• Part of a data file
☆ ☆ ☆

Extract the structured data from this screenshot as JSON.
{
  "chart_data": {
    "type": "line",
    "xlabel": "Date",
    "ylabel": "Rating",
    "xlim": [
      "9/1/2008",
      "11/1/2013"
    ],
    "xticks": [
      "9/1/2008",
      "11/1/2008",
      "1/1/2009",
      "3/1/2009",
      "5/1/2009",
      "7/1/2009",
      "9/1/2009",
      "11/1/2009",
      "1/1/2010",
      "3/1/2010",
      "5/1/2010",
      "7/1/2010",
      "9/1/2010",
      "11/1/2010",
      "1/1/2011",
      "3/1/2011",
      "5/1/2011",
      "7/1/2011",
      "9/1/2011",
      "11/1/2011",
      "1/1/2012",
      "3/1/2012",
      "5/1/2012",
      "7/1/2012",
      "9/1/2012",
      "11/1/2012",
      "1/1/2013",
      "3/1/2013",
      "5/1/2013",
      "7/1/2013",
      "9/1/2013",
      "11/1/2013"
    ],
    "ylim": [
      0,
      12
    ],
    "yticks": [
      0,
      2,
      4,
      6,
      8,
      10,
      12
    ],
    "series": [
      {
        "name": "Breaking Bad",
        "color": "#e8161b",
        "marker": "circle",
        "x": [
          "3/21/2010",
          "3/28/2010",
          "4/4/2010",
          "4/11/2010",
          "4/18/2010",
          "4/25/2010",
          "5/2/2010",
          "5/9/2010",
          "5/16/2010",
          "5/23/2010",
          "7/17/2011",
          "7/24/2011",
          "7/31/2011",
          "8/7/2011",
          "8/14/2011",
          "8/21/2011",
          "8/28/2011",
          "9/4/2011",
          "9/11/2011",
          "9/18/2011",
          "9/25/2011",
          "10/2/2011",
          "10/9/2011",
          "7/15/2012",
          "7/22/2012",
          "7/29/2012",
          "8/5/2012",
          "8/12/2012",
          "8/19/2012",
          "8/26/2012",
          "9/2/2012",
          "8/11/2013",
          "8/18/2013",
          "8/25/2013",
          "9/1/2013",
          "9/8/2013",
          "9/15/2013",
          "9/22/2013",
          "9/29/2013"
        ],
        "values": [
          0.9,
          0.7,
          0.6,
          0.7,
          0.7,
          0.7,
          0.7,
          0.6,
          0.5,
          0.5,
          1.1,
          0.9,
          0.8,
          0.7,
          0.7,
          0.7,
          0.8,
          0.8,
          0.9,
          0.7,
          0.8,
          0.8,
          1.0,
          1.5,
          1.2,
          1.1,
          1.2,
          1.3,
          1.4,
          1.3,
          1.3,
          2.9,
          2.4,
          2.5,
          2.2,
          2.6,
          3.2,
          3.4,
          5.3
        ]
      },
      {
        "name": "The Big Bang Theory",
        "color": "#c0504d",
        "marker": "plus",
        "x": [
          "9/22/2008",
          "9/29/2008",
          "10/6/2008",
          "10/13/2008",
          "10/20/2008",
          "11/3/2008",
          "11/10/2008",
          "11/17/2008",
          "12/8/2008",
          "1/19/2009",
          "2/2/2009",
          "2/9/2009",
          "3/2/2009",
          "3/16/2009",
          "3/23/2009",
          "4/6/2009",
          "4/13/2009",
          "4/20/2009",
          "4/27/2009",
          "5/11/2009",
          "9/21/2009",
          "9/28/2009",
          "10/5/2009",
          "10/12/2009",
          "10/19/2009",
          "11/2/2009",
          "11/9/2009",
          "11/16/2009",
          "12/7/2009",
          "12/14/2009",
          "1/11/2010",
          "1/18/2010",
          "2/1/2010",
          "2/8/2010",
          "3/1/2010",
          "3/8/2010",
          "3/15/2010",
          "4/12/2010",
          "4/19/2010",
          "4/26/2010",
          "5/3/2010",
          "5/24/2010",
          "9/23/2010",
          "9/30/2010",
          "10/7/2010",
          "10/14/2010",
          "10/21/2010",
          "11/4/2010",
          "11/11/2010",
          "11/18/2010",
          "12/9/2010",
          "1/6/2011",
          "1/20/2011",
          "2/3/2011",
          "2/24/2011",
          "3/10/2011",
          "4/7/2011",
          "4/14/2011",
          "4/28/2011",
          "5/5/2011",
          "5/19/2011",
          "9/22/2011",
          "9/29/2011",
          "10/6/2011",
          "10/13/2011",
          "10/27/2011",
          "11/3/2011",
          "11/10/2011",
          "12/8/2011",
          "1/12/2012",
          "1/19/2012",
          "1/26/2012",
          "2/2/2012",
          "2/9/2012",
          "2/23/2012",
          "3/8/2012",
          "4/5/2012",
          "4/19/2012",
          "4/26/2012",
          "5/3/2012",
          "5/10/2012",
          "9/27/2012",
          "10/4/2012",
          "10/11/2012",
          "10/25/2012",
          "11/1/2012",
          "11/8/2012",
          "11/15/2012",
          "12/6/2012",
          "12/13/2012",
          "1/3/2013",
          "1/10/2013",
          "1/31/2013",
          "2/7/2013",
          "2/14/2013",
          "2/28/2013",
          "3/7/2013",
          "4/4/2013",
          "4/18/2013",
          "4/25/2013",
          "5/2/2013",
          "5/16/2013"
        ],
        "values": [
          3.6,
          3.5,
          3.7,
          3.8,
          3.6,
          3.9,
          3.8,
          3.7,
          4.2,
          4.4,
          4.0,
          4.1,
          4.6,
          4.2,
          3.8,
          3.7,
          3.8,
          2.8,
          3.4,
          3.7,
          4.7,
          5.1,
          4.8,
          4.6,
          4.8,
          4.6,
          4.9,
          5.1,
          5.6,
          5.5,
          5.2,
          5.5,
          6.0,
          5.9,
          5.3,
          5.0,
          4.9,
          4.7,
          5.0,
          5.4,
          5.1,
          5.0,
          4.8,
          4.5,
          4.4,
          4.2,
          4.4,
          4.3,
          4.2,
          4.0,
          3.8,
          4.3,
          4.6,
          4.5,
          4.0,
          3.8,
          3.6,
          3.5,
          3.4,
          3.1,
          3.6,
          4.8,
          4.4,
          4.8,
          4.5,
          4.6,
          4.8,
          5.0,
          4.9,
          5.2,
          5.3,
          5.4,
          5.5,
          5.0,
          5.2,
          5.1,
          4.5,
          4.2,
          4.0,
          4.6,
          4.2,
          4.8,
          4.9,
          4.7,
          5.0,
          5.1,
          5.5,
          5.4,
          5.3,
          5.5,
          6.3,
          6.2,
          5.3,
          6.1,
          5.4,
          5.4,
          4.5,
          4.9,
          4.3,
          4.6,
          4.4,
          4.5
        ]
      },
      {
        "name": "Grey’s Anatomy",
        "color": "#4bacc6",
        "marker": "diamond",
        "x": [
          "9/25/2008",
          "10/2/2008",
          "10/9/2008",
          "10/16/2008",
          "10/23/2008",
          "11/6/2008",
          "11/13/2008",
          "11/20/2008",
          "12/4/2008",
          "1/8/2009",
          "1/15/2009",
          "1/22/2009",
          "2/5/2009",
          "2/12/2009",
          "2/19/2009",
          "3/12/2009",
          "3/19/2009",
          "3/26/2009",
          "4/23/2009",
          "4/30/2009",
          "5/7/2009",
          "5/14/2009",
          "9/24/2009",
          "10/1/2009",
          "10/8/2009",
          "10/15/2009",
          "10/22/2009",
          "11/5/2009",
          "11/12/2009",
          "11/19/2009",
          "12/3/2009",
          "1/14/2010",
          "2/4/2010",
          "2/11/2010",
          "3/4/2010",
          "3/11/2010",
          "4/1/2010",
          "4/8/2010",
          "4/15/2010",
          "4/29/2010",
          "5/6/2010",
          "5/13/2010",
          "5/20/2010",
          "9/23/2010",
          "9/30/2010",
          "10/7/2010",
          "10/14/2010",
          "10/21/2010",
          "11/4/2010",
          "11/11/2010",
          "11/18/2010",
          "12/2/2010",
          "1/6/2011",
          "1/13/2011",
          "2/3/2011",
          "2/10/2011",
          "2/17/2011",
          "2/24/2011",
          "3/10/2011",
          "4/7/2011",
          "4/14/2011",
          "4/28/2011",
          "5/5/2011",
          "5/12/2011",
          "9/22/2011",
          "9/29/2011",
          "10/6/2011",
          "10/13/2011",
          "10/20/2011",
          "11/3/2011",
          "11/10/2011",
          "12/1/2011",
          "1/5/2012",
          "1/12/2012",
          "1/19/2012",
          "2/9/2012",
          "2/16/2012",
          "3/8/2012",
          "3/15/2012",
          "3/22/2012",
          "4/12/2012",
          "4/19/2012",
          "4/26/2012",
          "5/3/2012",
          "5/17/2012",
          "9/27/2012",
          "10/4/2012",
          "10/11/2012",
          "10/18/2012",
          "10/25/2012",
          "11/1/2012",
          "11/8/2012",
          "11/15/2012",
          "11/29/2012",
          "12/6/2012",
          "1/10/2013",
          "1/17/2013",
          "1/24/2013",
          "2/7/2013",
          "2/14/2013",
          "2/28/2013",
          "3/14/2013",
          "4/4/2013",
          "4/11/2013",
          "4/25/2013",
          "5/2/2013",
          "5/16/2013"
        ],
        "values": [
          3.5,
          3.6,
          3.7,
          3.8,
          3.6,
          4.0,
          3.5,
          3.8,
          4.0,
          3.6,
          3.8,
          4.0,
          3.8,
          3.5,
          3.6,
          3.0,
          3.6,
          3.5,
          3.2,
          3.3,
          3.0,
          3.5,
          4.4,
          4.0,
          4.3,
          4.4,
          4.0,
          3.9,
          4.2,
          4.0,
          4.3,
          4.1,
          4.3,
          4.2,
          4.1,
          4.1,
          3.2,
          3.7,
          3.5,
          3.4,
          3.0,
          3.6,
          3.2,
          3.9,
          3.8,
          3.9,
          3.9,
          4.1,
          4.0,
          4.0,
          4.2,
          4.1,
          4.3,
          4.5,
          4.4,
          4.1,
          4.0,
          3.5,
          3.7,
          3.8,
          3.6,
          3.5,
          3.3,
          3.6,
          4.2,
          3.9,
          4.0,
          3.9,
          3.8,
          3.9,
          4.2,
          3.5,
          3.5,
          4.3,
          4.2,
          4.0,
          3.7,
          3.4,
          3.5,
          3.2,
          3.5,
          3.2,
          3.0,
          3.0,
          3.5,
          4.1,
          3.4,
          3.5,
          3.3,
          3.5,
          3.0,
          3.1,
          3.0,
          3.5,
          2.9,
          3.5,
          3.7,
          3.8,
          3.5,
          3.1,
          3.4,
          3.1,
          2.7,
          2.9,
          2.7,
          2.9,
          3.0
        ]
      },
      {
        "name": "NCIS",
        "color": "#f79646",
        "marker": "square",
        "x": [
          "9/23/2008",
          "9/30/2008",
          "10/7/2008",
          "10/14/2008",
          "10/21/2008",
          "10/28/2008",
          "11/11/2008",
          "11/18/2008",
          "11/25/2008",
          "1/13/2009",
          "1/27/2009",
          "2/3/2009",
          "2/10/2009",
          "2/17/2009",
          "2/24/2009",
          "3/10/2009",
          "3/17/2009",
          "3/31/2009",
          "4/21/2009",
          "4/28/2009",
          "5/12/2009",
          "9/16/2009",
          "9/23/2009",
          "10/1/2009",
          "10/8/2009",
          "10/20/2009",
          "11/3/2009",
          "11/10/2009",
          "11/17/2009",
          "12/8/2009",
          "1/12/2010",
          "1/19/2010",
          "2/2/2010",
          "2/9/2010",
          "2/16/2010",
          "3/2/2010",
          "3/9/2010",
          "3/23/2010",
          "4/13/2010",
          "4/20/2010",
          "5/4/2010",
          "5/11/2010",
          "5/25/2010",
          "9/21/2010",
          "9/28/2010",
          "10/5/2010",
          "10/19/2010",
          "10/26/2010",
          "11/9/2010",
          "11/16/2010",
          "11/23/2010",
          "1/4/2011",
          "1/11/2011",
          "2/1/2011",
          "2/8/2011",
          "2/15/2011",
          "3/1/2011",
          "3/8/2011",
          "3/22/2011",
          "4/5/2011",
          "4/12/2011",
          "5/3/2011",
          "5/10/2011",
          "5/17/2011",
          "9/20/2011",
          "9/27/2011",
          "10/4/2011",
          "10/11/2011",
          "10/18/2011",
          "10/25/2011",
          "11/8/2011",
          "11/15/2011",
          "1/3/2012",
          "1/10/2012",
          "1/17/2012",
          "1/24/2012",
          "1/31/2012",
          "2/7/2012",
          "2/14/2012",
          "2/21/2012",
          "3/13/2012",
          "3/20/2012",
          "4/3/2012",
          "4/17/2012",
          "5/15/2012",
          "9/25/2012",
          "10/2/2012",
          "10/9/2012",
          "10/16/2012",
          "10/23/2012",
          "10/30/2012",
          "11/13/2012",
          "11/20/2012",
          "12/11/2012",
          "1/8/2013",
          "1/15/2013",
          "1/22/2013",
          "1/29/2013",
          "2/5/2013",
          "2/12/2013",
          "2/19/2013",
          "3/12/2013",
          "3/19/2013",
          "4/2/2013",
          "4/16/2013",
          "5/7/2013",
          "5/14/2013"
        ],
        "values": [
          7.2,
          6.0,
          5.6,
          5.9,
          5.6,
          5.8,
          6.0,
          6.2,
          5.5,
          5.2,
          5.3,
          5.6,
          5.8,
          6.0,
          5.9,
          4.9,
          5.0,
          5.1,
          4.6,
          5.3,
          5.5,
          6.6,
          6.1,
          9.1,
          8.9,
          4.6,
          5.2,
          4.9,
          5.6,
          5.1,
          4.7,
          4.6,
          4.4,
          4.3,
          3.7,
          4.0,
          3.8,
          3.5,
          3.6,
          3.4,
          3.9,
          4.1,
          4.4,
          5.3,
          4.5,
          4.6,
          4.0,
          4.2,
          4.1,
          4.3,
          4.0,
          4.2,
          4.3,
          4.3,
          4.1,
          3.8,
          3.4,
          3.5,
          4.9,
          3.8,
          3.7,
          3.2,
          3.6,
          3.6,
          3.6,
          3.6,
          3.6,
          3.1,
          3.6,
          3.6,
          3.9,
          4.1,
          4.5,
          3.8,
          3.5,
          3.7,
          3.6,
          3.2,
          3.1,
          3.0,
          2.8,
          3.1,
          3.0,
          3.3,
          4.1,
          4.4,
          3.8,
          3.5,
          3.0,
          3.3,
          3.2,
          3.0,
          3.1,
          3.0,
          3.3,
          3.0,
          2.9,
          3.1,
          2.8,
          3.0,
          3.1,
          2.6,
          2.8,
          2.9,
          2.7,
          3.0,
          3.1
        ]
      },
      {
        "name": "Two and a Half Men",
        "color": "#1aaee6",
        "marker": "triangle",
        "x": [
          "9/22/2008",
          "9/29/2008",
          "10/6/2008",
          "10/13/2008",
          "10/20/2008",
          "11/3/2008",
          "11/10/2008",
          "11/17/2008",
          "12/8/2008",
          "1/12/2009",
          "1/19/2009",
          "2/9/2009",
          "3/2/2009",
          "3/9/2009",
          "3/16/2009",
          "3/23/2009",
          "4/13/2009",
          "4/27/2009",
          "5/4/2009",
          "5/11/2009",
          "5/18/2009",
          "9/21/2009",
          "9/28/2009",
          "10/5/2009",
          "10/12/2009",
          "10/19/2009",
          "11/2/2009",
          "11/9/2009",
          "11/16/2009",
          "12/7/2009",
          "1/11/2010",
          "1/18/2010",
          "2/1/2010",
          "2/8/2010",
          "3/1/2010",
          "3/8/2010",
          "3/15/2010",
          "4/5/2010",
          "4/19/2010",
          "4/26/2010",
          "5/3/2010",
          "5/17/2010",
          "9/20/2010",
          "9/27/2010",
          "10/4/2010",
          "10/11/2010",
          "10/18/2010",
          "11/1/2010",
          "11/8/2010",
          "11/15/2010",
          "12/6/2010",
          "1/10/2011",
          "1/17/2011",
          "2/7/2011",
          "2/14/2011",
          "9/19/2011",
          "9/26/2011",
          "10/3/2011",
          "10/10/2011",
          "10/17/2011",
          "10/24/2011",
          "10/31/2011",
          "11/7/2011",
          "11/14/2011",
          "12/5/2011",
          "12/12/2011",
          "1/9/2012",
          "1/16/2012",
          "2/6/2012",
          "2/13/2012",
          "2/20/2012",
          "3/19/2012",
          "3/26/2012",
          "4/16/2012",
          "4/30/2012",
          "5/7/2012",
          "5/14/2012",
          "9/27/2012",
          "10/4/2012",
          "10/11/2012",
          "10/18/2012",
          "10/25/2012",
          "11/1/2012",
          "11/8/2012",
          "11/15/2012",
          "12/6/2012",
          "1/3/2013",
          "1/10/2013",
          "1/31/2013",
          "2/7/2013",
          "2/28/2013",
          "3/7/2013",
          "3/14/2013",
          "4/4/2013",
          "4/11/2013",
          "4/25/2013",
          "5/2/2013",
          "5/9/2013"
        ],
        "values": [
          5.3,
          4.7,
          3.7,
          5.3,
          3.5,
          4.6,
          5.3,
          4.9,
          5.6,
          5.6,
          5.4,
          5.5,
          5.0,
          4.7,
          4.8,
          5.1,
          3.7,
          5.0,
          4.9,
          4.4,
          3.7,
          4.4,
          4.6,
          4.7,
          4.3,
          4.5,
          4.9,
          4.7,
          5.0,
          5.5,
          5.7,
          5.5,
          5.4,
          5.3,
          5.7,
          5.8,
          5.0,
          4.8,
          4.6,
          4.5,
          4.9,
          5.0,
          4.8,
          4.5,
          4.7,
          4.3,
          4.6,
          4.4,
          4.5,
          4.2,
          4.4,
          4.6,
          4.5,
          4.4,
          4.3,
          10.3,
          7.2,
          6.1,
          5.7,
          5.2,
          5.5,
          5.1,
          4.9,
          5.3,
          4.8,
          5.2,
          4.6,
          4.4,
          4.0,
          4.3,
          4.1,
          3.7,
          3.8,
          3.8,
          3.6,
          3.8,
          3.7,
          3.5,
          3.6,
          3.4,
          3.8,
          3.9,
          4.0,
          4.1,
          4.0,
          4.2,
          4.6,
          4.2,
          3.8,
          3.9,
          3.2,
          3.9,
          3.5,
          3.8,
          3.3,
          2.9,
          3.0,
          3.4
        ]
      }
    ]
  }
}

☆ ☆ ☆

• EXERCISE
Which lines above contain the word "color"? Copy each of them.

• ANSWER TO THIS TASK
        "color": "#e8161b",
        "color": "#c0504d",
        "color": "#4bacc6",
        "color": "#f79646",
        "color": "#1aaee6",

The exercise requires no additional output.